-- EXERCISE INPUTS start --

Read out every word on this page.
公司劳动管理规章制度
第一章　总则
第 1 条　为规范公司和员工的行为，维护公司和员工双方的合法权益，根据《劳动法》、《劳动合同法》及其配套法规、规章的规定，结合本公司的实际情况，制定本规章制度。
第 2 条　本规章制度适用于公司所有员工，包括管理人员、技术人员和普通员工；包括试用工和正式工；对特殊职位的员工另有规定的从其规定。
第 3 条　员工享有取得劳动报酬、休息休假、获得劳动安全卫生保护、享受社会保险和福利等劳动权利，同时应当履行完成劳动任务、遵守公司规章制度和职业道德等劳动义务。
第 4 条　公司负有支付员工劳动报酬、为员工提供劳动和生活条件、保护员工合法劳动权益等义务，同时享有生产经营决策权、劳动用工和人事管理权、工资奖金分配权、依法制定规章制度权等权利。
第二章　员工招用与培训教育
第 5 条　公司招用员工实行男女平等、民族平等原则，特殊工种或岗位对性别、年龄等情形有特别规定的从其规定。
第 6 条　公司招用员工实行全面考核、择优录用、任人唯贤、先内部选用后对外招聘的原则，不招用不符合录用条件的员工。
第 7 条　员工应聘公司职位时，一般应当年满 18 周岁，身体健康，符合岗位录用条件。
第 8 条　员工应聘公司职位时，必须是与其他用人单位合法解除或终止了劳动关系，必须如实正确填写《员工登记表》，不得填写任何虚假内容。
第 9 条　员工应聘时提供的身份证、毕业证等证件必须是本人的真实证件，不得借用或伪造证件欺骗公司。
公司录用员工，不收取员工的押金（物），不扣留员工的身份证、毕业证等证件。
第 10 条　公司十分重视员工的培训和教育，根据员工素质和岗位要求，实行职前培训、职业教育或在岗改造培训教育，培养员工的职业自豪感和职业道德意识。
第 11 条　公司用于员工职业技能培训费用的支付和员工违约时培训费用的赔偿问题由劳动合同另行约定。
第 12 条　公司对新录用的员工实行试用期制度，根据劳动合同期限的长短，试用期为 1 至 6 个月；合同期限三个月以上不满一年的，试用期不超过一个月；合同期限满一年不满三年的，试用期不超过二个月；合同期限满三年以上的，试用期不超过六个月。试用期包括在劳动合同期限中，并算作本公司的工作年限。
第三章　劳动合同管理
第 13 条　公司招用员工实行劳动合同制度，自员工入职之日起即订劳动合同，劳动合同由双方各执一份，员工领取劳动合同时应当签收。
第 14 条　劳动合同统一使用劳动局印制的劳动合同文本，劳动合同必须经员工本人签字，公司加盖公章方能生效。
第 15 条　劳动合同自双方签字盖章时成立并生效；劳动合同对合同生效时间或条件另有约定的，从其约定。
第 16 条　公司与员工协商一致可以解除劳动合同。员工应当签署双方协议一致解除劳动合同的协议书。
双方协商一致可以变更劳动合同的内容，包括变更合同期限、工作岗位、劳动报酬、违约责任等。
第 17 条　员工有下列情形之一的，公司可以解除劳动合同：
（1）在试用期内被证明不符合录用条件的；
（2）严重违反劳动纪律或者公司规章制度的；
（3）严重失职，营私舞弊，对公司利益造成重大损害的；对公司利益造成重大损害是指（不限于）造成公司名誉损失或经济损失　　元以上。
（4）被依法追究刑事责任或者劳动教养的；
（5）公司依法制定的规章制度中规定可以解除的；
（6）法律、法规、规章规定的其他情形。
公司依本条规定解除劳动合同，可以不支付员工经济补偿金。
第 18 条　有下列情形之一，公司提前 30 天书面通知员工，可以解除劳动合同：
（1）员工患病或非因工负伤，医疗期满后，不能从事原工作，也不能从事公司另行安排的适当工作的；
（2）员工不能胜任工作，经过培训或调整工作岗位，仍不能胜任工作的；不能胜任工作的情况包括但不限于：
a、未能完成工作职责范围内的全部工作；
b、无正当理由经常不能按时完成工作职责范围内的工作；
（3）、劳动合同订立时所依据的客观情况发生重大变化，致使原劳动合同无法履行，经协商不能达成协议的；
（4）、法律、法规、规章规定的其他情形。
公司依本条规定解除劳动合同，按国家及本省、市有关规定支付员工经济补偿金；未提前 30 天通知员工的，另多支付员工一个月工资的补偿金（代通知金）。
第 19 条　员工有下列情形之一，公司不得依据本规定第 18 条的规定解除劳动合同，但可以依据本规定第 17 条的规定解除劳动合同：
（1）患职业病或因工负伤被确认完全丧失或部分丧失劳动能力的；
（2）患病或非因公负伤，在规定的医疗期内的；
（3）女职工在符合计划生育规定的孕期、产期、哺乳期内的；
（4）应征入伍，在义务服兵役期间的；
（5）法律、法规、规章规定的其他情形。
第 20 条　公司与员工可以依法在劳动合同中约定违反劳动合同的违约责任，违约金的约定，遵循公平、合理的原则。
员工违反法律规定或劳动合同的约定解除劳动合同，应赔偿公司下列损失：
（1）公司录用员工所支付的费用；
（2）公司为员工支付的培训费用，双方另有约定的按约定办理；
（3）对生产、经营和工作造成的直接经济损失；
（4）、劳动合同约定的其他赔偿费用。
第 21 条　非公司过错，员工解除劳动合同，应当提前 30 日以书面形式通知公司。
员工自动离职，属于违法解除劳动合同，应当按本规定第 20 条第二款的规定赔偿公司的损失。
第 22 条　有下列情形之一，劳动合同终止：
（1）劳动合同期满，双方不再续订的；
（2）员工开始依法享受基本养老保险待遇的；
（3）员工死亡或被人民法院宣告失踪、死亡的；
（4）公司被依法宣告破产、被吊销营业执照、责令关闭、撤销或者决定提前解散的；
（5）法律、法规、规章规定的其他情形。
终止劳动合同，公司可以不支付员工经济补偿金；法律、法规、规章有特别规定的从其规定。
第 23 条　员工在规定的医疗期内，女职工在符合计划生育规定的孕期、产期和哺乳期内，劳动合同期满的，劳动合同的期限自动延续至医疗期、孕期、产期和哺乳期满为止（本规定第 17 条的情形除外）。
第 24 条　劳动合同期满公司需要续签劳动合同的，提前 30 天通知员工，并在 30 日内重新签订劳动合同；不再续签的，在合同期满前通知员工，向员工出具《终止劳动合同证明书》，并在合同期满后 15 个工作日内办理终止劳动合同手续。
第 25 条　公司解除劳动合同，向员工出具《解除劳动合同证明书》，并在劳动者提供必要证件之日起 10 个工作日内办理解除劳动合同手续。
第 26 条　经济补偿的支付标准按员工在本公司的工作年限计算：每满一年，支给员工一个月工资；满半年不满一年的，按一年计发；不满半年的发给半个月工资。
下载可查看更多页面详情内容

-- EXERCISE INPUTS end --

### REQUIREMENT
Output each record exactly, leaving nothing out.

### PROBLEM SOLUTION
Read out every word on this page.
公司劳动管理规章制度
第一章　总则
第 1 条　为规范公司和员工的行为，维护公司和员工双方的合法权益，根据《劳动法》、《劳动合同法》及其配套法规、规章的规定，结合本公司的实际情况，制定本规章制度。
第 2 条　本规章制度适用于公司所有员工，包括管理人员、技术人员和普通员工；包括试用工和正式工；对特殊职位的员工另有规定的从其规定。
第 3 条　员工享有取得劳动报酬、休息休假、获得劳动安全卫生保护、享受社会保险和福利等劳动权利，同时应当履行完成劳动任务、遵守公司规章制度和职业道德等劳动义务。
第 4 条　公司负有支付员工劳动报酬、为员工提供劳动和生活条件、保护员工合法劳动权益等义务，同时享有生产经营决策权、劳动用工和人事管理权、工资奖金分配权、依法制定规章制度权等权利。
第二章　员工招用与培训教育
第 5 条　公司招用员工实行男女平等、民族平等原则，特殊工种或岗位对性别、年龄等情形有特别规定的从其规定。
第 6 条　公司招用员工实行全面考核、择优录用、任人唯贤、先内部选用后对外招聘的原则，不招用不符合录用条件的员工。
第 7 条　员工应聘公司职位时，一般应当年满 18 周岁，身体健康，符合岗位录用条件。
第 8 条　员工应聘公司职位时，必须是与其他用人单位合法解除或终止了劳动关系，必须如实正确填写《员工登记表》，不得填写任何虚假内容。
第 9 条　员工应聘时提供的身份证、毕业证等证件必须是本人的真实证件，不得借用或伪造证件欺骗公司。
公司录用员工，不收取员工的押金（物），不扣留员工的身份证、毕业证等证件。
第 10 条　公司十分重视员工的培训和教育，根据员工素质和岗位要求，实行职前培训、职业教育或在岗改造培训教育，培养员工的职业自豪感和职业道德意识。
第 11 条　公司用于员工职业技能培训费用的支付和员工违约时培训费用的赔偿问题由劳动合同另行约定。
第 12 条　公司对新录用的员工实行试用期制度，根据劳动合同期限的长短，试用期为 1 至 6 个月；合同期限三个月以上不满一年的，试用期不超过一个月；合同期限满一年不满三年的，试用期不超过二个月；合同期限满三年以上的，试用期不超过六个月。试用期包括在劳动合同期限中，并算作本公司的工作年限。
第三章　劳动合同管理
第 13 条　公司招用员工实行劳动合同制度，自员工入职之日起即订劳动合同，劳动合同由双方各执一份，员工领取劳动合同时应当签收。
第 14 条　劳动合同统一使用劳动局印制的劳动合同文本，劳动合同必须经员工本人签字，公司加盖公章方能生效。
第 15 条　劳动合同自双方签字盖章时成立并生效；劳动合同对合同生效时间或条件另有约定的，从其约定。
第 16 条　公司与员工协商一致可以解除劳动合同。员工应当签署双方协议一致解除劳动合同的协议书。
双方协商一致可以变更劳动合同的内容，包括变更合同期限、工作岗位、劳动报酬、违约责任等。
第 17 条　员工有下列情形之一的，公司可以解除劳动合同：
（1）在试用期内被证明不符合录用条件的；
（2）严重违反劳动纪律或者公司规章制度的；
（3）严重失职，营私舞弊，对公司利益造成重大损害的；对公司利益造成重大损害是指（不限于）造成公司名誉损失或经济损失　　元以上。
（4）被依法追究刑事责任或者劳动教养的；
（5）公司依法制定的规章制度中规定可以解除的；
（6）法律、法规、规章规定的其他情形。
公司依本条规定解除劳动合同，可以不支付员工经济补偿金。
第 18 条　有下列情形之一，公司提前 30 天书面通知员工，可以解除劳动合同：
（1）员工患病或非因工负伤，医疗期满后，不能从事原工作，也不能从事公司另行安排的适当工作的；
（2）员工不能胜任工作，经过培训或调整工作岗位，仍不能胜任工作的；不能胜任工作的情况包括但不限于：
a、未能完成工作职责范围内的全部工作；
b、无正当理由经常不能按时完成工作职责范围内的工作；
（3）、劳动合同订立时所依据的客观情况发生重大变化，致使原劳动合同无法履行，经协商不能达成协议的；
（4）、法律、法规、规章规定的其他情形。
公司依本条规定解除劳动合同，按国家及本省、市有关规定支付员工经济补偿金；未提前 30 天通知员工的，另多支付员工一个月工资的补偿金（代通知金）。
第 19 条　员工有下列情形之一，公司不得依据本规定第 18 条的规定解除劳动合同，但可以依据本规定第 17 条的规定解除劳动合同：
（1）患职业病或因工负伤被确认完全丧失或部分丧失劳动能力的；
（2）患病或非因公负伤，在规定的医疗期内的；
（3）女职工在符合计划生育规定的孕期、产期、哺乳期内的；
（4）应征入伍，在义务服兵役期间的；
（5）法律、法规、规章规定的其他情形。
第 20 条　公司与员工可以依法在劳动合同中约定违反劳动合同的违约责任，违约金的约定，遵循公平、合理的原则。
员工违反法律规定或劳动合同的约定解除劳动合同，应赔偿公司下列损失：
（1）公司录用员工所支付的费用；
（2）公司为员工支付的培训费用，双方另有约定的按约定办理；
（3）对生产、经营和工作造成的直接经济损失；
（4）、劳动合同约定的其他赔偿费用。
第 21 条　非公司过错，员工解除劳动合同，应当提前 30 日以书面形式通知公司。
员工自动离职，属于违法解除劳动合同，应当按本规定第 20 条第二款的规定赔偿公司的损失。
第 22 条　有下列情形之一，劳动合同终止：
（1）劳动合同期满，双方不再续订的；
（2）员工开始依法享受基本养老保险待遇的；
（3）员工死亡或被人民法院宣告失踪、死亡的；
（4）公司被依法宣告破产、被吊销营业执照、责令关闭、撤销或者决定提前解散的；
（5）法律、法规、规章规定的其他情形。
终止劳动合同，公司可以不支付员工经济补偿金；法律、法规、规章有特别规定的从其规定。
第 23 条　员工在规定的医疗期内，女职工在符合计划生育规定的孕期、产期和哺乳期内，劳动合同期满的，劳动合同的期限自动延续至医疗期、孕期、产期和哺乳期满为止（本规定第 17 条的情形除外）。
第 24 条　劳动合同期满公司需要续签劳动合同的，提前 30 天通知员工，并在 30 日内重新签订劳动合同；不再续签的，在合同期满前通知员工，向员工出具《终止劳动合同证明书》，并在合同期满后 15 个工作日内办理终止劳动合同手续。
第 25 条　公司解除劳动合同，向员工出具《解除劳动合同证明书》，并在劳动者提供必要证件之日起 10 个工作日内办理解除劳动合同手续。
第 26 条　经济补偿的支付标准按员工在本公司的工作年限计算：每满一年，支给员工一个月工资；满半年不满一年的，按一年计发；不满半年的发给半个月工资。
下载可查看更多页面详情内容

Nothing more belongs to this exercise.